- [Directions for this task]: Exact repetition is required: output every record in full.

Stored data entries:
________________________________________

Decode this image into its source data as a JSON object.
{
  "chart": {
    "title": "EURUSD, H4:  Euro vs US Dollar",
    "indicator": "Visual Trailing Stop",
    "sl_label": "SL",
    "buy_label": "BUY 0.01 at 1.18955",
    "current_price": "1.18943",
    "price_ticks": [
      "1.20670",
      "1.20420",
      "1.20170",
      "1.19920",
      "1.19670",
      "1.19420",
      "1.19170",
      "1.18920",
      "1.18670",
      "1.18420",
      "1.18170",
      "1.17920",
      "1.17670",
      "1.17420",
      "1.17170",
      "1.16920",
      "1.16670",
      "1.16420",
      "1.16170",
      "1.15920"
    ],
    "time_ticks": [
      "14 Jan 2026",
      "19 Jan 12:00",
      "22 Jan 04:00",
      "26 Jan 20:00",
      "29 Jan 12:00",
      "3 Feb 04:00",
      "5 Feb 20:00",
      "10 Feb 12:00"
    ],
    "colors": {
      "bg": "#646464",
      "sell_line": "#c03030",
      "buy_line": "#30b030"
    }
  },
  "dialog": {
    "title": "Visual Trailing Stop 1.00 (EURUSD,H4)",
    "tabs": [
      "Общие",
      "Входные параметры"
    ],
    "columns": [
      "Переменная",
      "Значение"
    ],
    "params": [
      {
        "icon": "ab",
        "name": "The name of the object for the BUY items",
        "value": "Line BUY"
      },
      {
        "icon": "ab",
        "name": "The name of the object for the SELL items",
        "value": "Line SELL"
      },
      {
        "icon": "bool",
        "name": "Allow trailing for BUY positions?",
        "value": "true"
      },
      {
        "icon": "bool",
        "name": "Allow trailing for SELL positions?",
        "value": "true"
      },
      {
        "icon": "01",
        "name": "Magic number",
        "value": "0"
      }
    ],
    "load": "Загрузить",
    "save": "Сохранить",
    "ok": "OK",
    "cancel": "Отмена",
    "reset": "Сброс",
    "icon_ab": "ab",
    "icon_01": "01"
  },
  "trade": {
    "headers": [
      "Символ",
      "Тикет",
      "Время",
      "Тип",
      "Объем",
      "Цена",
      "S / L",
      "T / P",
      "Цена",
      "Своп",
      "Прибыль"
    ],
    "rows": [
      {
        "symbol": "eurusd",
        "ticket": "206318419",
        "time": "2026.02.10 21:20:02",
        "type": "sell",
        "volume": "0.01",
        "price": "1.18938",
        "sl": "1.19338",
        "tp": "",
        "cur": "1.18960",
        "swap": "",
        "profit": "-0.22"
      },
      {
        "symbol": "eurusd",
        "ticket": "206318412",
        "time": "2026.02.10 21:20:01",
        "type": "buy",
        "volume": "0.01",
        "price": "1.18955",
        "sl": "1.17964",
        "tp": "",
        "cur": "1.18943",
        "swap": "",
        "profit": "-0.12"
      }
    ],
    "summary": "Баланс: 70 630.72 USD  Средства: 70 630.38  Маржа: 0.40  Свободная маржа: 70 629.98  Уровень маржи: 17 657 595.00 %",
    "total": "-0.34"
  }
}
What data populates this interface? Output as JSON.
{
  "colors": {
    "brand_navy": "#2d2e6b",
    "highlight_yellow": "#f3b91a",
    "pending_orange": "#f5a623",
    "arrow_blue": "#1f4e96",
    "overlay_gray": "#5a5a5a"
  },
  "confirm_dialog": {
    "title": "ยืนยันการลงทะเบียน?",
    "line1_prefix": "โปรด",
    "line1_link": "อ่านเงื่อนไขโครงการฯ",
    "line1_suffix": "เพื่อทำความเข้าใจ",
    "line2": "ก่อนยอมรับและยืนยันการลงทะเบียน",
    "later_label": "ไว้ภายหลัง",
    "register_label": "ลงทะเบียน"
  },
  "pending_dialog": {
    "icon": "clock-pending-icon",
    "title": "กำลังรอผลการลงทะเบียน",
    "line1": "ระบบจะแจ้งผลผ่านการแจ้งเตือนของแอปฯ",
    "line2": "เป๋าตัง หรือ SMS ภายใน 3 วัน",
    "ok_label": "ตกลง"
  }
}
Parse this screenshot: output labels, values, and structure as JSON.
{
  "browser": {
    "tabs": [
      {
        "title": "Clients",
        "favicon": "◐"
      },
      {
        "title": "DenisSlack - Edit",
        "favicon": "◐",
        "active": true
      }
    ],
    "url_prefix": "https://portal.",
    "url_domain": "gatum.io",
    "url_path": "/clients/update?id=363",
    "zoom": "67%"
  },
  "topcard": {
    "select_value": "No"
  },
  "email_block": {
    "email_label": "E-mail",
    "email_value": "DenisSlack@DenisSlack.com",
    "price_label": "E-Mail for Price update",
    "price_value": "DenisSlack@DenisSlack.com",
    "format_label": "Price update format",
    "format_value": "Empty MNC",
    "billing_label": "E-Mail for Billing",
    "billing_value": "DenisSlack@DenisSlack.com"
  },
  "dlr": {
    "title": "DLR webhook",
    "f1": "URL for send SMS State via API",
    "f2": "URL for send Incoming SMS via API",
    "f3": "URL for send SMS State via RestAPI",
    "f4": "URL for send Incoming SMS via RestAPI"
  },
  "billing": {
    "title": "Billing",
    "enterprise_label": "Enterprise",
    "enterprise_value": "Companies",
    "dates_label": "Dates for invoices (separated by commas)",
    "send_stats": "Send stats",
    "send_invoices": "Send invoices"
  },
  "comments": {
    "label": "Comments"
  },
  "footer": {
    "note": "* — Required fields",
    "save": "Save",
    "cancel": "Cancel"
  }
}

________________________________________

- [Solution to the problem]:
Decode this image into its source data as a JSON object.
{
  "chart": {
    "title": "EURUSD, H4:  Euro vs US Dollar",
    "indicator": "Visual Trailing Stop",
    "sl_label": "SL",
    "buy_label": "BUY 0.01 at 1.18955",
    "current_price": "1.18943",
    "price_ticks": [
      "1.20670",
      "1.20420",
      "1.20170",
      "1.19920",
      "1.19670",
      "1.19420",
      "1.19170",
      "1.18920",
      "1.18670",
      "1.18420",
      "1.18170",
      "1.17920",
      "1.17670",
      "1.17420",
      "1.17170",
      "1.16920",
      "1.16670",
      "1.16420",
      "1.16170",
      "1.15920"
    ],
    "time_ticks": [
      "14 Jan 2026",
      "19 Jan 12:00",
      "22 Jan 04:00",
      "26 Jan 20:00",
      "29 Jan 12:00",
      "3 Feb 04:00",
      "5 Feb 20:00",
      "10 Feb 12:00"
    ],
    "colors": {
      "bg": "#646464",
      "sell_line": "#c03030",
      "buy_line": "#30b030"
    }
  },
  "dialog": {
    "title": "Visual Trailing Stop 1.00 (EURUSD,H4)",
    "tabs": [
      "Общие",
      "Входные параметры"
    ],
    "columns": [
      "Переменная",
      "Значение"
    ],
    "params": [
      {
        "icon": "ab",
        "name": "The name of the object for the BUY items",
        "value": "Line BUY"
      },
      {
        "icon": "ab",
        "name": "The name of the object for the SELL items",
        "value": "Line SELL"
      },
      {
        "icon": "bool",
        "name": "Allow trailing for BUY positions?",
        "value": "true"
      },
      {
        "icon": "bool",
        "name": "Allow trailing for SELL positions?",
        "value": "true"
      },
      {
        "icon": "01",
        "name": "Magic number",
        "value": "0"
      }
    ],
    "load": "Загрузить",
    "save": "Сохранить",
    "ok": "OK",
    "cancel": "Отмена",
    "reset": "Сброс",
    "icon_ab": "ab",
    "icon_01": "01"
  },
  "trade": {
    "headers": [
      "Символ",
      "Тикет",
      "Время",
      "Тип",
      "Объем",
      "Цена",
      "S / L",
      "T / P",
      "Цена",
      "Своп",
      "Прибыль"
    ],
    "rows": [
      {
        "symbol": "eurusd",
        "ticket": "206318419",
        "time": "2026.02.10 21:20:02",
        "type": "sell",
        "volume": "0.01",
        "price": "1.18938",
        "sl": "1.19338",
        "tp": "",
        "cur": "1.18960",
        "swap": "",
        "profit": "-0.22"
      },
      {
        "symbol": "eurusd",
        "ticket": "206318412",
        "time": "2026.02.10 21:20:01",
        "type": "buy",
        "volume": "0.01",
        "price": "1.18955",
        "sl": "1.17964",
        "tp": "",
        "cur": "1.18943",
        "swap": "",
        "profit": "-0.12"
      }
    ],
    "summary": "Баланс: 70 630.72 USD  Средства: 70 630.38  Маржа: 0.40  Свободная маржа: 70 629.98  Уровень маржи: 17 657 595.00 %",
    "total": "-0.34"
  }
}
What data populates this interface? Output as JSON.
{
  "colors": {
    "brand_navy": "#2d2e6b",
    "highlight_yellow": "#f3b91a",
    "pending_orange": "#f5a623",
    "arrow_blue": "#1f4e96",
    "overlay_gray": "#5a5a5a"
  },
  "confirm_dialog": {
    "title": "ยืนยันการลงทะเบียน?",
    "line1_prefix": "โปรด",
    "line1_link": "อ่านเงื่อนไขโครงการฯ",
    "line1_suffix": "เพื่อทำความเข้าใจ",
    "line2": "ก่อนยอมรับและยืนยันการลงทะเบียน",
    "later_label": "ไว้ภายหลัง",
    "register_label": "ลงทะเบียน"
  },
  "pending_dialog": {
    "icon": "clock-pending-icon",
    "title": "กำลังรอผลการลงทะเบียน",
    "line1": "ระบบจะแจ้งผลผ่านการแจ้งเตือนของแอปฯ",
    "line2": "เป๋าตัง หรือ SMS ภายใน 3 วัน",
    "ok_label": "ตกลง"
  }
}
Parse this screenshot: output labels, values, and structure as JSON.
{
  "browser": {
    "tabs": [
      {
        "title": "Clients",
        "favicon": "◐"
      },
      {
        "title": "DenisSlack - Edit",
        "favicon": "◐",
        "active": true
      }
    ],
    "url_prefix": "https://portal.",
    "url_domain": "gatum.io",
    "url_path": "/clients/update?id=363",
    "zoom": "67%"
  },
  "topcard": {
    "select_value": "No"
  },
  "email_block": {
    "email_label": "E-mail",
    "email_value": "DenisSlack@DenisSlack.com",
    "price_label": "E-Mail for Price update",
    "price_value": "DenisSlack@DenisSlack.com",
    "format_label": "Price update format",
    "format_value": "Empty MNC",
    "billing_label": "E-Mail for Billing",
    "billing_value": "DenisSlack@DenisSlack.com"
  },
  "dlr": {
    "title": "DLR webhook",
    "f1": "URL for send SMS State via API",
    "f2": "URL for send Incoming SMS via API",
    "f3": "URL for send SMS State via RestAPI",
    "f4": "URL for send Incoming SMS via RestAPI"
  },
  "billing": {
    "title": "Billing",
    "enterprise_label": "Enterprise",
    "enterprise_value": "Companies",
    "dates_label": "Dates for invoices (separated by commas)",
    "send_stats": "Send stats",
    "send_invoices": "Send invoices"
  },
  "comments": {
    "label": "Comments"
  },
  "footer": {
    "note": "* — Required fields",
    "save": "Save",
    "cancel": "Cancel"
  }
}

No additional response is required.